** START **

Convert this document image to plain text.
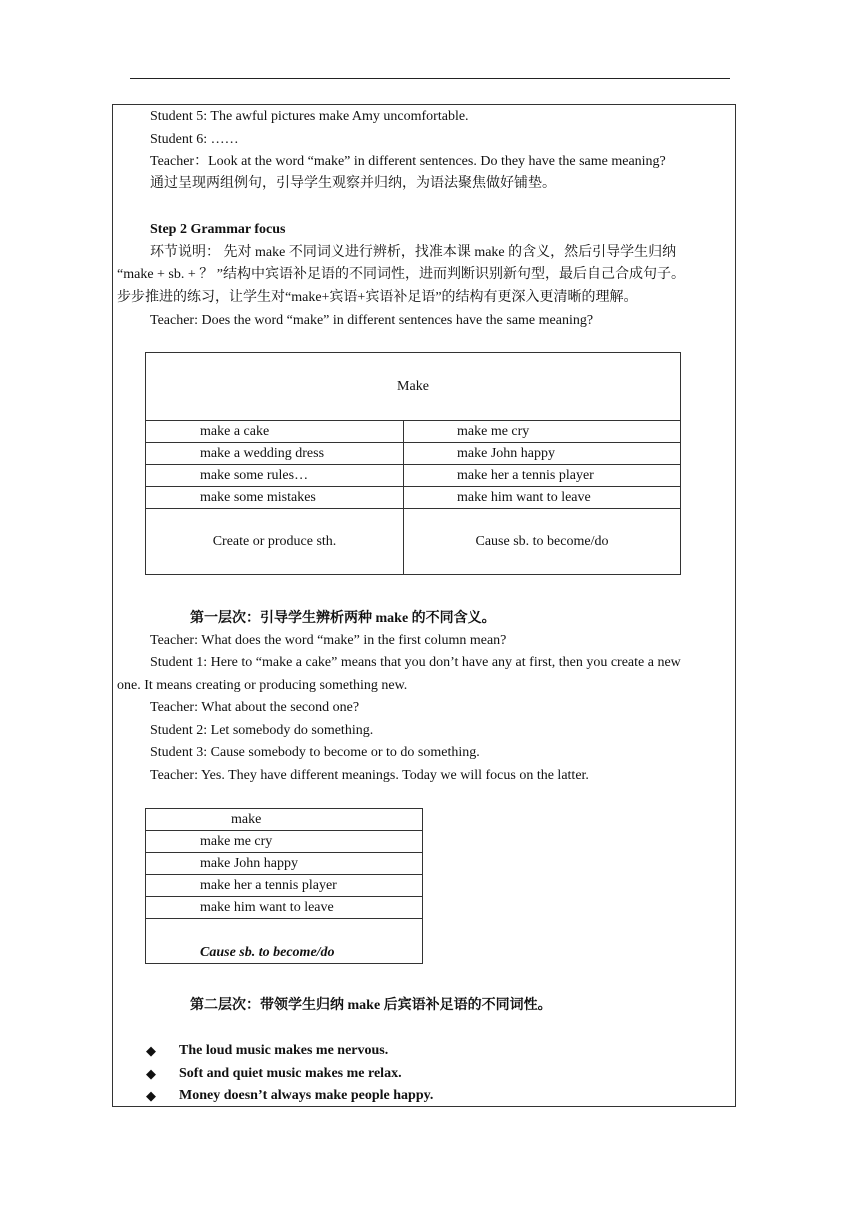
Student 5: The awful pictures make Amy uncomfortable.
Student 6: ……
Teacher：Look at the word “make” in different sentences. Do they have the same meaning?
通过呈现两组例句，引导学生观察并归纳，为语法聚焦做好铺垫。
Step 2 Grammar focus
环节说明： 先对 make 不同词义进行辨析，找准本课 make 的含义，然后引导学生归纳
“make + sb. + ？ ”结构中宾语补足语的不同词性，进而判断识别新句型，最后自己合成句子。
步步推进的练习，让学生对“make+宾语+宾语补足语”的结构有更深入更清晰的理解。
Teacher: Does the word “make” in different sentences have the same meaning?
Make	
make a cake	make me cry
make a wedding dress	make John happy
make some rules…	make her a tennis player
make some mistakes	make him want to leave
Create or produce sth.	Cause sb. to become/do
第一层次：引导学生辨析两种 make 的不同含义。
Teacher: What does the word “make” in the first column mean?
Student 1: Here to “make a cake” means that you don’t have any at first, then you create a new
one. It means creating or producing something new.
Teacher: What about the second one?
Student 2: Let somebody do something.
Student 3: Cause somebody to become or to do something.
Teacher: Yes. They have different meanings. Today we will focus on the latter.
make
make me cry
make John happy
make her a tennis player
make him want to leave
Cause sb. to become/do
第二层次：带领学生归纳 make 后宾语补足语的不同词性。
◆ The loud music makes me nervous.
◆ Soft and quiet music makes me relax.
◆ Money doesn’t always make people happy.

** END **

- WHAT YOU SHOULD DO -
Look through the data above. Copy every line with the string "music" in it.

- TASK OUTPUT -
◆ The loud music makes me nervous.
◆ Soft and quiet music makes me relax.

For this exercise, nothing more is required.